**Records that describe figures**
-=-=-=-=-
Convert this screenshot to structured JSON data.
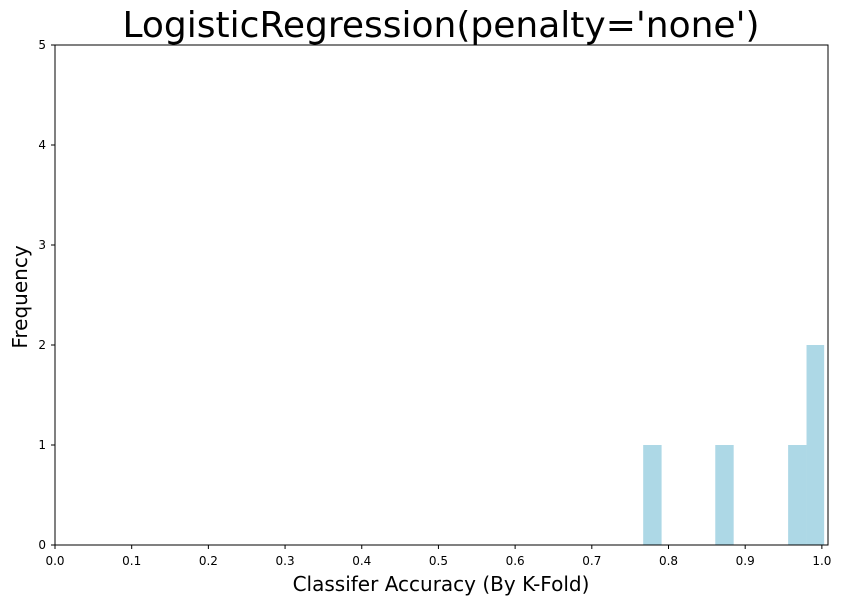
{
  "chart_data": {
    "type": "bar",
    "title": "LogisticRegression(penalty='none')",
    "xlabel": "Classifer Accuracy (By K-Fold)",
    "ylabel": "Frequency",
    "xlim": [
      0.0,
      1.008
    ],
    "ylim": [
      0,
      5
    ],
    "x_ticks": [
      0.0,
      0.1,
      0.2,
      0.3,
      0.4,
      0.5,
      0.6,
      0.7,
      0.8,
      0.9,
      1.0
    ],
    "x_tick_labels": [
      "0.0",
      "0.1",
      "0.2",
      "0.3",
      "0.4",
      "0.5",
      "0.6",
      "0.7",
      "0.8",
      "0.9",
      "1.0"
    ],
    "y_ticks": [
      0,
      1,
      2,
      3,
      4,
      5
    ],
    "y_tick_labels": [
      "0",
      "1",
      "2",
      "3",
      "4",
      "5"
    ],
    "grid": false,
    "bar_color": "#add8e6",
    "bins": [
      {
        "x0": 0.767,
        "x1": 0.791,
        "count": 1
      },
      {
        "x0": 0.861,
        "x1": 0.885,
        "count": 1
      },
      {
        "x0": 0.956,
        "x1": 0.98,
        "count": 1
      },
      {
        "x0": 0.98,
        "x1": 1.003,
        "count": 2
      }
    ]
  }
}
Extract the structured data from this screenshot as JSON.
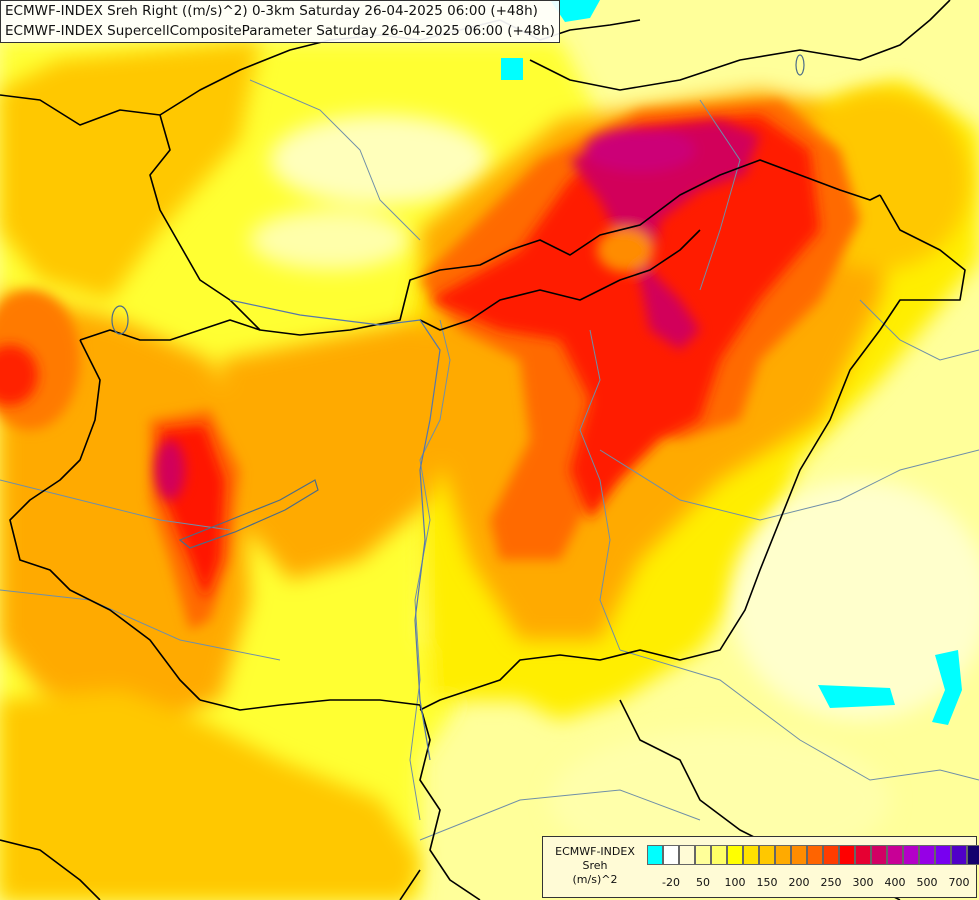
{
  "title_lines": [
    "ECMWF-INDEX Sreh Right ((m/s)^2) 0-3km Saturday 26-04-2025 06:00 (+48h)",
    "ECMWF-INDEX SupercellCompositeParameter Saturday 26-04-2025 06:00 (+48h)"
  ],
  "legend": {
    "title_lines": [
      "ECMWF-INDEX",
      "Sreh",
      "(m/s)^2"
    ],
    "colors": [
      "#00ffff",
      "#ffffff",
      "#fffbd6",
      "#ffff99",
      "#ffff66",
      "#ffff00",
      "#ffe100",
      "#ffc800",
      "#ffaa00",
      "#ff8c00",
      "#ff6400",
      "#ff3c00",
      "#ff0000",
      "#e60032",
      "#d20064",
      "#c80096",
      "#b400c8",
      "#9600e6",
      "#7800f0",
      "#5000c8",
      "#14006e"
    ],
    "labels": [
      "-20",
      "50",
      "100",
      "150",
      "200",
      "250",
      "300",
      "400",
      "500",
      "700"
    ]
  }
}
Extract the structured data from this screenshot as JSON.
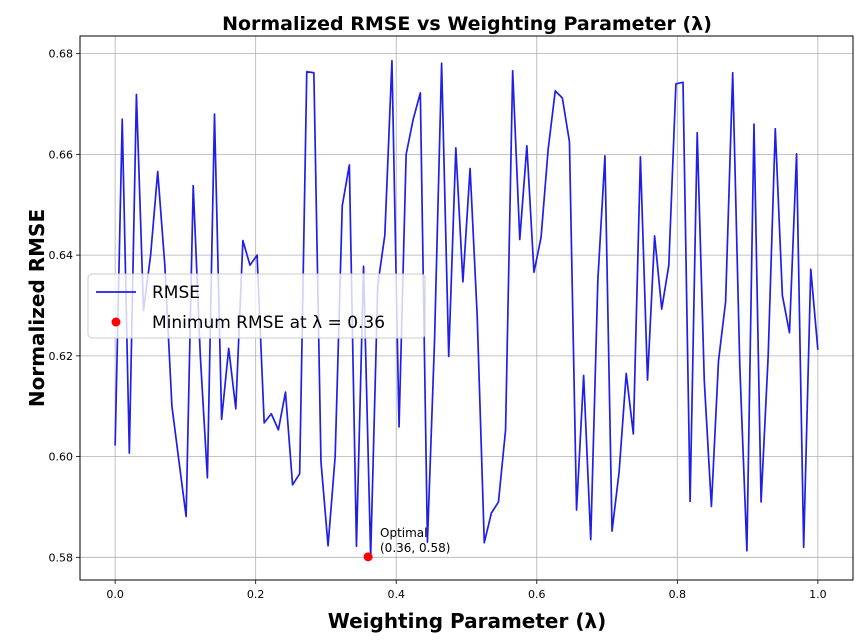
{
  "chart_data": {
    "type": "line",
    "title": "Normalized RMSE vs Weighting Parameter (λ)",
    "xlabel": "Weighting Parameter (λ)",
    "ylabel": "Normalized RMSE",
    "xlim": [
      -0.05,
      1.05
    ],
    "ylim": [
      0.5755,
      0.6835
    ],
    "xticks": [
      0.0,
      0.2,
      0.4,
      0.6,
      0.8,
      1.0
    ],
    "xtick_labels": [
      "0.0",
      "0.2",
      "0.4",
      "0.6",
      "0.8",
      "1.0"
    ],
    "yticks": [
      0.58,
      0.6,
      0.62,
      0.64,
      0.66,
      0.68
    ],
    "ytick_labels": [
      "0.58",
      "0.60",
      "0.62",
      "0.64",
      "0.66",
      "0.68"
    ],
    "grid": true,
    "legend_position": "center-left",
    "series": [
      {
        "name": "RMSE",
        "color": "#1f1fe8",
        "x": [
          0.0,
          0.0101,
          0.0202,
          0.0303,
          0.0404,
          0.0505,
          0.0606,
          0.0707,
          0.0808,
          0.0909,
          0.101,
          0.1111,
          0.1212,
          0.1313,
          0.1414,
          0.1515,
          0.1616,
          0.1717,
          0.1818,
          0.1919,
          0.202,
          0.2121,
          0.2222,
          0.2323,
          0.2424,
          0.2525,
          0.2626,
          0.2727,
          0.2828,
          0.2929,
          0.303,
          0.3131,
          0.3232,
          0.3333,
          0.3434,
          0.3535,
          0.3636,
          0.3737,
          0.3838,
          0.3939,
          0.404,
          0.4141,
          0.4242,
          0.4343,
          0.4444,
          0.4545,
          0.4646,
          0.4747,
          0.4848,
          0.4949,
          0.5051,
          0.5152,
          0.5253,
          0.5354,
          0.5455,
          0.5556,
          0.5657,
          0.5758,
          0.5859,
          0.596,
          0.6061,
          0.6162,
          0.6263,
          0.6364,
          0.6465,
          0.6566,
          0.6667,
          0.6768,
          0.6869,
          0.697,
          0.7071,
          0.7172,
          0.7273,
          0.7374,
          0.7475,
          0.7576,
          0.7677,
          0.7778,
          0.7879,
          0.798,
          0.8081,
          0.8182,
          0.8283,
          0.8384,
          0.8485,
          0.8586,
          0.8687,
          0.8788,
          0.8889,
          0.899,
          0.9091,
          0.9192,
          0.9293,
          0.9394,
          0.9495,
          0.9596,
          0.9697,
          0.9798,
          0.9899,
          1.0
        ],
        "y": [
          0.6022,
          0.667,
          0.6007,
          0.6719,
          0.629,
          0.64,
          0.6566,
          0.638,
          0.61,
          0.599,
          0.5881,
          0.6538,
          0.62,
          0.5958,
          0.668,
          0.6074,
          0.6215,
          0.6095,
          0.6429,
          0.638,
          0.64,
          0.6067,
          0.6085,
          0.6053,
          0.6128,
          0.5944,
          0.5966,
          0.6764,
          0.6762,
          0.599,
          0.5823,
          0.6,
          0.6498,
          0.6579,
          0.5822,
          0.6378,
          0.5801,
          0.634,
          0.644,
          0.6786,
          0.6059,
          0.66,
          0.667,
          0.6722,
          0.583,
          0.623,
          0.6781,
          0.6199,
          0.6613,
          0.6347,
          0.6572,
          0.628,
          0.5829,
          0.5888,
          0.591,
          0.6053,
          0.6766,
          0.6431,
          0.6617,
          0.6366,
          0.6435,
          0.661,
          0.6726,
          0.6712,
          0.6625,
          0.5894,
          0.6161,
          0.5835,
          0.635,
          0.6597,
          0.5852,
          0.597,
          0.6165,
          0.6045,
          0.6595,
          0.6152,
          0.6438,
          0.6293,
          0.638,
          0.674,
          0.6743,
          0.5911,
          0.6643,
          0.615,
          0.5901,
          0.619,
          0.6307,
          0.6762,
          0.618,
          0.5813,
          0.666,
          0.591,
          0.62,
          0.6651,
          0.632,
          0.6246,
          0.6601,
          0.582,
          0.6372,
          0.6212
        ]
      }
    ],
    "minimum_point": {
      "x": 0.36,
      "y": 0.5801,
      "color": "#ff0000"
    },
    "legend": {
      "line_label": "RMSE",
      "point_label": "Minimum RMSE at λ = 0.36"
    },
    "annotation": {
      "line1": "Optimal",
      "line2": "(0.36, 0.58)"
    }
  }
}
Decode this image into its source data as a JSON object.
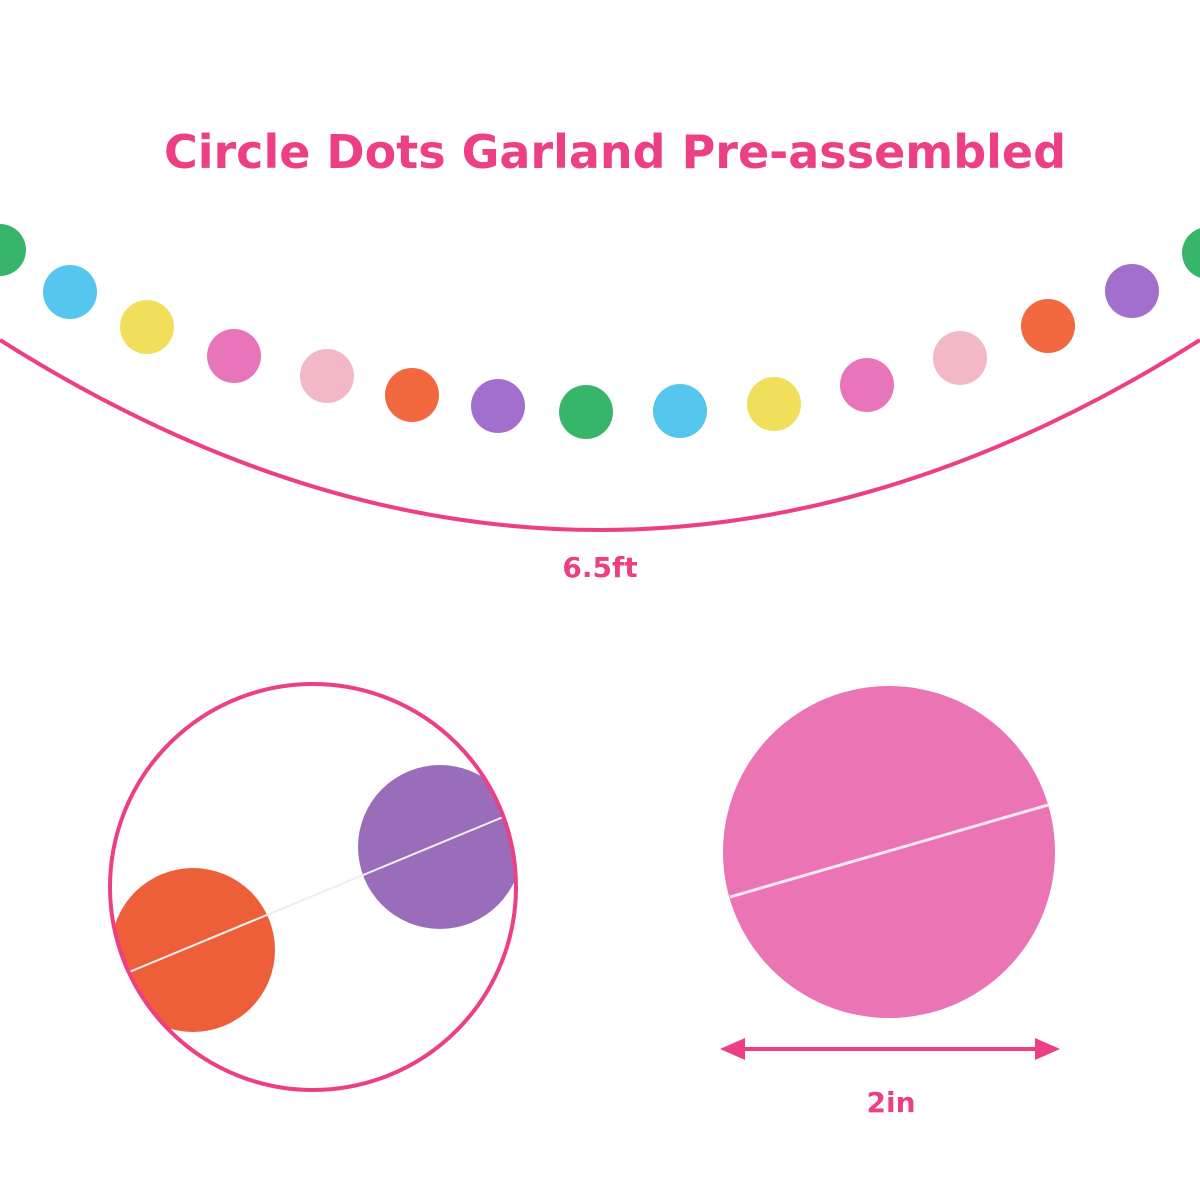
{
  "title": "Circle Dots Garland Pre-assembled",
  "length_label": "6.5ft",
  "size_label": "2in"
}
-=-=-=-=-
Gather each line of the listing containing the word "ylabel" and show it.

    "ylabel": "Frequency",
    "ylabel": "Normalized RMSE",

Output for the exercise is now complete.